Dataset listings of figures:
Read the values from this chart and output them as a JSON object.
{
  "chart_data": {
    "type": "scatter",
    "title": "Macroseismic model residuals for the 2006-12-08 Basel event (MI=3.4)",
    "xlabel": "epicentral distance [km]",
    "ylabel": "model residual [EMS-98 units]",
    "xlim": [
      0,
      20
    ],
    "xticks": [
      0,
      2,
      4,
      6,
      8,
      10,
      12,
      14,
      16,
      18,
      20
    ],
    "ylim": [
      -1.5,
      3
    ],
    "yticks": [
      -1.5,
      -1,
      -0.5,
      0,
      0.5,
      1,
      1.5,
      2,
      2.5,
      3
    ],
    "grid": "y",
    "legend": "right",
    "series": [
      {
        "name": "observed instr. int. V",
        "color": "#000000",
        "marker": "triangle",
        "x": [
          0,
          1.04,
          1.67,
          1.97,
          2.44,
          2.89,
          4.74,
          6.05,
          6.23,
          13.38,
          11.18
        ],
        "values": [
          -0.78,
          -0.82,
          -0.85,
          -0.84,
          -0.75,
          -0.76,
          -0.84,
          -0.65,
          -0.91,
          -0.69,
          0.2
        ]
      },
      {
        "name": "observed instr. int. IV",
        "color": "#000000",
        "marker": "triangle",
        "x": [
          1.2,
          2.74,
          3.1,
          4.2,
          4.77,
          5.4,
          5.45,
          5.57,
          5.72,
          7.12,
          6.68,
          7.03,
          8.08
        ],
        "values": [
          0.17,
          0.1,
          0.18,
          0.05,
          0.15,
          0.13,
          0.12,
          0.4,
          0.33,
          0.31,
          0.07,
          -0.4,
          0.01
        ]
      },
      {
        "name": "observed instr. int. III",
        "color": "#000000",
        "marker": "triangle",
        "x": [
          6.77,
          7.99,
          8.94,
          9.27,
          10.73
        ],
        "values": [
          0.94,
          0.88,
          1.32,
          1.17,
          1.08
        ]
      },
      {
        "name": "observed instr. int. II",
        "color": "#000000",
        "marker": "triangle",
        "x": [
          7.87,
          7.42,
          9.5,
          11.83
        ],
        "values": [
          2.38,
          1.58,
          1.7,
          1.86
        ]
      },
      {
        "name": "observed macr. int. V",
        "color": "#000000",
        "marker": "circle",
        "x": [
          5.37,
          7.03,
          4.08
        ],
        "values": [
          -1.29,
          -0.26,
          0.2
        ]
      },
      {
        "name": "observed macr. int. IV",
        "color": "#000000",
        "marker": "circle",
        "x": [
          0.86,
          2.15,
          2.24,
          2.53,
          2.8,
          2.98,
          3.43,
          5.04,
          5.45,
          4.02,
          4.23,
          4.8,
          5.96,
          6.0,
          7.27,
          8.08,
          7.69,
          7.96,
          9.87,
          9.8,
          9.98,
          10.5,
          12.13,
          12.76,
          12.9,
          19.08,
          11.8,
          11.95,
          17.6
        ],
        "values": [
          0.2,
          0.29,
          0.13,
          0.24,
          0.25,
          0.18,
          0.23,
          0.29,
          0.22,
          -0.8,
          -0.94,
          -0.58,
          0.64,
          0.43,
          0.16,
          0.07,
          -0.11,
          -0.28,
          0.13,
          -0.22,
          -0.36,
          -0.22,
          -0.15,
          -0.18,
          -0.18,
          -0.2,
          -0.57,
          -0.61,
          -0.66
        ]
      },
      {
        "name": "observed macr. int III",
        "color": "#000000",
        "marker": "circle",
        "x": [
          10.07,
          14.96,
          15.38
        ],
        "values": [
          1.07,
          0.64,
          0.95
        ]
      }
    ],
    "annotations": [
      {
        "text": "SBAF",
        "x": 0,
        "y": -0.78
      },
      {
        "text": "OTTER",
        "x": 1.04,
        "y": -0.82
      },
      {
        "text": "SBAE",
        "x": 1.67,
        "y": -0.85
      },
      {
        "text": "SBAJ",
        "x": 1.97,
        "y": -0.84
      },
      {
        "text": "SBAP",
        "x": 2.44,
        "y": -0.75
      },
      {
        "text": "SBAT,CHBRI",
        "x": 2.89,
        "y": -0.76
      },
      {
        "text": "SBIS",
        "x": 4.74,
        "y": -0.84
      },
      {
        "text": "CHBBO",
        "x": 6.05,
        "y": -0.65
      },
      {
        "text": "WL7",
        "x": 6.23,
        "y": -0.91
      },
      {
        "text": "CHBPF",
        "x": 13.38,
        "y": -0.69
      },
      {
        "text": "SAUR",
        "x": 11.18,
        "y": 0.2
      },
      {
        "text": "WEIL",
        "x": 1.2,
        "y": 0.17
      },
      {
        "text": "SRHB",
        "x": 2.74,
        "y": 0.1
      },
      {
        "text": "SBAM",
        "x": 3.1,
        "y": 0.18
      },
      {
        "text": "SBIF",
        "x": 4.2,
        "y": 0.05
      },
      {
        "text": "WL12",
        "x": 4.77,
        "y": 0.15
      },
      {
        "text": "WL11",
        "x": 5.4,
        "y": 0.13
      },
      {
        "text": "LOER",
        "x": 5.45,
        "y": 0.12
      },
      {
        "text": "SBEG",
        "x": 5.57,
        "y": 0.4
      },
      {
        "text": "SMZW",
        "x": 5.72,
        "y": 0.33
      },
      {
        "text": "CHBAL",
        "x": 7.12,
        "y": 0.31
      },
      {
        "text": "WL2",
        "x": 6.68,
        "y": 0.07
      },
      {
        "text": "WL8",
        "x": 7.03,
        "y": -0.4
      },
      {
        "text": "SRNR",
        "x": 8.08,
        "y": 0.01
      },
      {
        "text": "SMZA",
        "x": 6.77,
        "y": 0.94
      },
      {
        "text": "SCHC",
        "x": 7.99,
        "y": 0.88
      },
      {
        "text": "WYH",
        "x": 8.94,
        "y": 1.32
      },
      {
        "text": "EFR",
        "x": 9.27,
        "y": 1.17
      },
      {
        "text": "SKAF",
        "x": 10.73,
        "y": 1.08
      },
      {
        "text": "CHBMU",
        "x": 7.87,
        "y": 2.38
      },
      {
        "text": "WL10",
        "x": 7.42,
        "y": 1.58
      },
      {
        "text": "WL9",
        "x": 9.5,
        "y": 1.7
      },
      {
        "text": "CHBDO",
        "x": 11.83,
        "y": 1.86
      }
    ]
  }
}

Job: Here, the records must be output exactly and in full.

Solved problem:
Read the values from this chart and output them as a JSON object.
{
  "chart_data": {
    "type": "scatter",
    "title": "Macroseismic model residuals for the 2006-12-08 Basel event (MI=3.4)",
    "xlabel": "epicentral distance [km]",
    "ylabel": "model residual [EMS-98 units]",
    "xlim": [
      0,
      20
    ],
    "xticks": [
      0,
      2,
      4,
      6,
      8,
      10,
      12,
      14,
      16,
      18,
      20
    ],
    "ylim": [
      -1.5,
      3
    ],
    "yticks": [
      -1.5,
      -1,
      -0.5,
      0,
      0.5,
      1,
      1.5,
      2,
      2.5,
      3
    ],
    "grid": "y",
    "legend": "right",
    "series": [
      {
        "name": "observed instr. int. V",
        "color": "#000000",
        "marker": "triangle",
        "x": [
          0,
          1.04,
          1.67,
          1.97,
          2.44,
          2.89,
          4.74,
          6.05,
          6.23,
          13.38,
          11.18
        ],
        "values": [
          -0.78,
          -0.82,
          -0.85,
          -0.84,
          -0.75,
          -0.76,
          -0.84,
          -0.65,
          -0.91,
          -0.69,
          0.2
        ]
      },
      {
        "name": "observed instr. int. IV",
        "color": "#000000",
        "marker": "triangle",
        "x": [
          1.2,
          2.74,
          3.1,
          4.2,
          4.77,
          5.4,
          5.45,
          5.57,
          5.72,
          7.12,
          6.68,
          7.03,
          8.08
        ],
        "values": [
          0.17,
          0.1,
          0.18,
          0.05,
          0.15,
          0.13,
          0.12,
          0.4,
          0.33,
          0.31,
          0.07,
          -0.4,
          0.01
        ]
      },
      {
        "name": "observed instr. int. III",
        "color": "#000000",
        "marker": "triangle",
        "x": [
          6.77,
          7.99,
          8.94,
          9.27,
          10.73
        ],
        "values": [
          0.94,
          0.88,
          1.32,
          1.17,
          1.08
        ]
      },
      {
        "name": "observed instr. int. II",
        "color": "#000000",
        "marker": "triangle",
        "x": [
          7.87,
          7.42,
          9.5,
          11.83
        ],
        "values": [
          2.38,
          1.58,
          1.7,
          1.86
        ]
      },
      {
        "name": "observed macr. int. V",
        "color": "#000000",
        "marker": "circle",
        "x": [
          5.37,
          7.03,
          4.08
        ],
        "values": [
          -1.29,
          -0.26,
          0.2
        ]
      },
      {
        "name": "observed macr. int. IV",
        "color": "#000000",
        "marker": "circle",
        "x": [
          0.86,
          2.15,
          2.24,
          2.53,
          2.8,
          2.98,
          3.43,
          5.04,
          5.45,
          4.02,
          4.23,
          4.8,
          5.96,
          6.0,
          7.27,
          8.08,
          7.69,
          7.96,
          9.87,
          9.8,
          9.98,
          10.5,
          12.13,
          12.76,
          12.9,
          19.08,
          11.8,
          11.95,
          17.6
        ],
        "values": [
          0.2,
          0.29,
          0.13,
          0.24,
          0.25,
          0.18,
          0.23,
          0.29,
          0.22,
          -0.8,
          -0.94,
          -0.58,
          0.64,
          0.43,
          0.16,
          0.07,
          -0.11,
          -0.28,
          0.13,
          -0.22,
          -0.36,
          -0.22,
          -0.15,
          -0.18,
          -0.18,
          -0.2,
          -0.57,
          -0.61,
          -0.66
        ]
      },
      {
        "name": "observed macr. int III",
        "color": "#000000",
        "marker": "circle",
        "x": [
          10.07,
          14.96,
          15.38
        ],
        "values": [
          1.07,
          0.64,
          0.95
        ]
      }
    ],
    "annotations": [
      {
        "text": "SBAF",
        "x": 0,
        "y": -0.78
      },
      {
        "text": "OTTER",
        "x": 1.04,
        "y": -0.82
      },
      {
        "text": "SBAE",
        "x": 1.67,
        "y": -0.85
      },
      {
        "text": "SBAJ",
        "x": 1.97,
        "y": -0.84
      },
      {
        "text": "SBAP",
        "x": 2.44,
        "y": -0.75
      },
      {
        "text": "SBAT,CHBRI",
        "x": 2.89,
        "y": -0.76
      },
      {
        "text": "SBIS",
        "x": 4.74,
        "y": -0.84
      },
      {
        "text": "CHBBO",
        "x": 6.05,
        "y": -0.65
      },
      {
        "text": "WL7",
        "x": 6.23,
        "y": -0.91
      },
      {
        "text": "CHBPF",
        "x": 13.38,
        "y": -0.69
      },
      {
        "text": "SAUR",
        "x": 11.18,
        "y": 0.2
      },
      {
        "text": "WEIL",
        "x": 1.2,
        "y": 0.17
      },
      {
        "text": "SRHB",
        "x": 2.74,
        "y": 0.1
      },
      {
        "text": "SBAM",
        "x": 3.1,
        "y": 0.18
      },
      {
        "text": "SBIF",
        "x": 4.2,
        "y": 0.05
      },
      {
        "text": "WL12",
        "x": 4.77,
        "y": 0.15
      },
      {
        "text": "WL11",
        "x": 5.4,
        "y": 0.13
      },
      {
        "text": "LOER",
        "x": 5.45,
        "y": 0.12
      },
      {
        "text": "SBEG",
        "x": 5.57,
        "y": 0.4
      },
      {
        "text": "SMZW",
        "x": 5.72,
        "y": 0.33
      },
      {
        "text": "CHBAL",
        "x": 7.12,
        "y": 0.31
      },
      {
        "text": "WL2",
        "x": 6.68,
        "y": 0.07
      },
      {
        "text": "WL8",
        "x": 7.03,
        "y": -0.4
      },
      {
        "text": "SRNR",
        "x": 8.08,
        "y": 0.01
      },
      {
        "text": "SMZA",
        "x": 6.77,
        "y": 0.94
      },
      {
        "text": "SCHC",
        "x": 7.99,
        "y": 0.88
      },
      {
        "text": "WYH",
        "x": 8.94,
        "y": 1.32
      },
      {
        "text": "EFR",
        "x": 9.27,
        "y": 1.17
      },
      {
        "text": "SKAF",
        "x": 10.73,
        "y": 1.08
      },
      {
        "text": "CHBMU",
        "x": 7.87,
        "y": 2.38
      },
      {
        "text": "WL10",
        "x": 7.42,
        "y": 1.58
      },
      {
        "text": "WL9",
        "x": 9.5,
        "y": 1.7
      },
      {
        "text": "CHBDO",
        "x": 11.83,
        "y": 1.86
      }
    ]
  }
}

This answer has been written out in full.